■ **What the exercise asks**: Reproduce the stretch of the listing from the start through the line containing "path-tree-item[interactable]: ⊞ ◌ stern_blade_circ", both ends included, with nothing changed.
--- begin Records for this task ---
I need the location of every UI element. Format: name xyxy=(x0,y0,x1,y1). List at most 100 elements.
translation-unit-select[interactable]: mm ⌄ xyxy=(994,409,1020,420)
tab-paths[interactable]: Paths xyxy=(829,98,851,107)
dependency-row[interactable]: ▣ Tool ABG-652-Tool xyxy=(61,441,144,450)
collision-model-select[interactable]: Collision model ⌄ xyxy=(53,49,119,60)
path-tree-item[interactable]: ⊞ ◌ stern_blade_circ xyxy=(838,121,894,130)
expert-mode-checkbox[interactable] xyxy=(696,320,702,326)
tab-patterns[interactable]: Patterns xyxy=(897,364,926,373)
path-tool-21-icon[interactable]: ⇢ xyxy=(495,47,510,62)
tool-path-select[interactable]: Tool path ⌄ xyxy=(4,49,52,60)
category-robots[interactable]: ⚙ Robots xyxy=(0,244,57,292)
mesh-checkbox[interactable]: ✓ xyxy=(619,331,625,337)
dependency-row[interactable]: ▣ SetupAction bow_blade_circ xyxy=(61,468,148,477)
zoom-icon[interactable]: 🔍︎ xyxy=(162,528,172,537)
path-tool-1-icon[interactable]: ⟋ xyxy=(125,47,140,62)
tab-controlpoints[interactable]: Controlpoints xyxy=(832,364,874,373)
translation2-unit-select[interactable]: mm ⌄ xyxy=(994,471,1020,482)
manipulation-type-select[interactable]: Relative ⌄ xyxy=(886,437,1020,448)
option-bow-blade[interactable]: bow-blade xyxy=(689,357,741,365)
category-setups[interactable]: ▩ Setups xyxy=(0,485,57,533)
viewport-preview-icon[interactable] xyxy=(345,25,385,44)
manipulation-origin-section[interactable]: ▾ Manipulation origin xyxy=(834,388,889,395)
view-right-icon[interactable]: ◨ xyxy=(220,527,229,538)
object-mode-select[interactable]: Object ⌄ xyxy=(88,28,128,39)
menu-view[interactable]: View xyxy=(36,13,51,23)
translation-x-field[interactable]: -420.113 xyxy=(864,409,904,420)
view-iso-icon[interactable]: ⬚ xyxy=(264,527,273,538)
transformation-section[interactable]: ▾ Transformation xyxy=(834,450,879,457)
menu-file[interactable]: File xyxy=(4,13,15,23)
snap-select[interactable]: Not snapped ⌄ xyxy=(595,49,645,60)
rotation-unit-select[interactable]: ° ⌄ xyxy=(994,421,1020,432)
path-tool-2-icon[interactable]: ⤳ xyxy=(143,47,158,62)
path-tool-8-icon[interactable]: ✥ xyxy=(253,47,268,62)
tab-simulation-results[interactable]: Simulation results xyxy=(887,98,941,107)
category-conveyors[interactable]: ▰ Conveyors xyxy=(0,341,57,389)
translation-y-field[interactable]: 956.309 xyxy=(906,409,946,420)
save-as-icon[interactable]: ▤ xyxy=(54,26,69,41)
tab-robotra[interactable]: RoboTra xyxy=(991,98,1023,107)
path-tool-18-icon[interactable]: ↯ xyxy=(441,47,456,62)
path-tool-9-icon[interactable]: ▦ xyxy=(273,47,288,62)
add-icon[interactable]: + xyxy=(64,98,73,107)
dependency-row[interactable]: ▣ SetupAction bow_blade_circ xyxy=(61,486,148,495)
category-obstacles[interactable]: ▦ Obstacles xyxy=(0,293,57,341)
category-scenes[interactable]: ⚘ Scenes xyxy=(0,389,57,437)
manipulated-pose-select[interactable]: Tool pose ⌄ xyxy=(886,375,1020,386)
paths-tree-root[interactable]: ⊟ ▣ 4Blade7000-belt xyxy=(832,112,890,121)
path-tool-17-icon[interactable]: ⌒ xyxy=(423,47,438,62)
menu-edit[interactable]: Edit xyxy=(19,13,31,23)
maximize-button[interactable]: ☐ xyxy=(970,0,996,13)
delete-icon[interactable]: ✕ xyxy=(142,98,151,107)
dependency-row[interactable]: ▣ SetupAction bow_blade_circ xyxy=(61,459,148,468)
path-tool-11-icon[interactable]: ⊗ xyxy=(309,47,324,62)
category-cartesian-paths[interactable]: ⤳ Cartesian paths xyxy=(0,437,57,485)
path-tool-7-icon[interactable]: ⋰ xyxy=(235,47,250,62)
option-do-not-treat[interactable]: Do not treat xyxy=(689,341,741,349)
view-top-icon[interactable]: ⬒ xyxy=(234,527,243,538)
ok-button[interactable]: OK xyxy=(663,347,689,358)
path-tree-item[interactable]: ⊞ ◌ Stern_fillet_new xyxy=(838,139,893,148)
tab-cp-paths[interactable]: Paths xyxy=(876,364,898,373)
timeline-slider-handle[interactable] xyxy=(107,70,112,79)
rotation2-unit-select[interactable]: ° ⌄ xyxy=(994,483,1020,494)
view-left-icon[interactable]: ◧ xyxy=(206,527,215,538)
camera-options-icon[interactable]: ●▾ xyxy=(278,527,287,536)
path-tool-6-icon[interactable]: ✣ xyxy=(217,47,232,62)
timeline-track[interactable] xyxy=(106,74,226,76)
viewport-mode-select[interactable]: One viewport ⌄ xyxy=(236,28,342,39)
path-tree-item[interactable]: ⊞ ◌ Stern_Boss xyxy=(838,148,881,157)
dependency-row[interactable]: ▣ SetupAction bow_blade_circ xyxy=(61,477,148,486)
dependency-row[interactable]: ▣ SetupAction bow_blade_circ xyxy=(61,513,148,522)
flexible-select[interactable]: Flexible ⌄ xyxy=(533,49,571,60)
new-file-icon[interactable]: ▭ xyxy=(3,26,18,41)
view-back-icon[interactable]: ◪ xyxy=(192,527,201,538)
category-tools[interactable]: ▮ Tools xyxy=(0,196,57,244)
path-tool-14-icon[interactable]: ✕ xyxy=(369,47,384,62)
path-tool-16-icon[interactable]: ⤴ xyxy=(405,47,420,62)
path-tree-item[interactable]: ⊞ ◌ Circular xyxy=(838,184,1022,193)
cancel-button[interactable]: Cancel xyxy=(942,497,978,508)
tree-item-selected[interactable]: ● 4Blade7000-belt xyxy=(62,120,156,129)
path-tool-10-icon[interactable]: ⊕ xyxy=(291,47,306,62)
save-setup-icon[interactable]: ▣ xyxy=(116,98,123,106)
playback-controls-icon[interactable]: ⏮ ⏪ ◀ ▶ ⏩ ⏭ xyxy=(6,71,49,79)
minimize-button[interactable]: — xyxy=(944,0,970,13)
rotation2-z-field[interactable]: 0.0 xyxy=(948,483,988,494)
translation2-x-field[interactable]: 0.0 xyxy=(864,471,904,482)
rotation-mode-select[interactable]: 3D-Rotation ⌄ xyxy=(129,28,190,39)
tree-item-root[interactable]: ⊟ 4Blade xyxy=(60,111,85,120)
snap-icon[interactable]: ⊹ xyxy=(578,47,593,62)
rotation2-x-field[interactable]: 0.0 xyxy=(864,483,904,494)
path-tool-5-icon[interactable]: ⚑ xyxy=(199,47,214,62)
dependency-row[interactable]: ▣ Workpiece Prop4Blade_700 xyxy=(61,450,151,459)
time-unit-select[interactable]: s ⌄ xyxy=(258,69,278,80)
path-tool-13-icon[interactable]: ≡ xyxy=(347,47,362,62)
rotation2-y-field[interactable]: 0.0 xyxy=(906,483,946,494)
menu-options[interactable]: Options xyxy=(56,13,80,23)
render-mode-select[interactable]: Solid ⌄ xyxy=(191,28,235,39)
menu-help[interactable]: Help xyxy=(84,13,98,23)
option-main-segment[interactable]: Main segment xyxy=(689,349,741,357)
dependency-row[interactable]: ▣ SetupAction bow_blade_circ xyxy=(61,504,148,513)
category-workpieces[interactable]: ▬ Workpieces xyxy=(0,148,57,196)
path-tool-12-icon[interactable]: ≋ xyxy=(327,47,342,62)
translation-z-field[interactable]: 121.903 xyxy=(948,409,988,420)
--- end Records for this task ---
■ **Reply**:
I need the location of every UI element. Format: name xyxy=(x0,y0,x1,y1). List at most 100 elements.
translation-unit-select[interactable]: mm ⌄ xyxy=(994,409,1020,420)
tab-paths[interactable]: Paths xyxy=(829,98,851,107)
dependency-row[interactable]: ▣ Tool ABG-652-Tool xyxy=(61,441,144,450)
collision-model-select[interactable]: Collision model ⌄ xyxy=(53,49,119,60)
path-tree-item[interactable]: ⊞ ◌ stern_blade_circ xyxy=(838,121,894,130)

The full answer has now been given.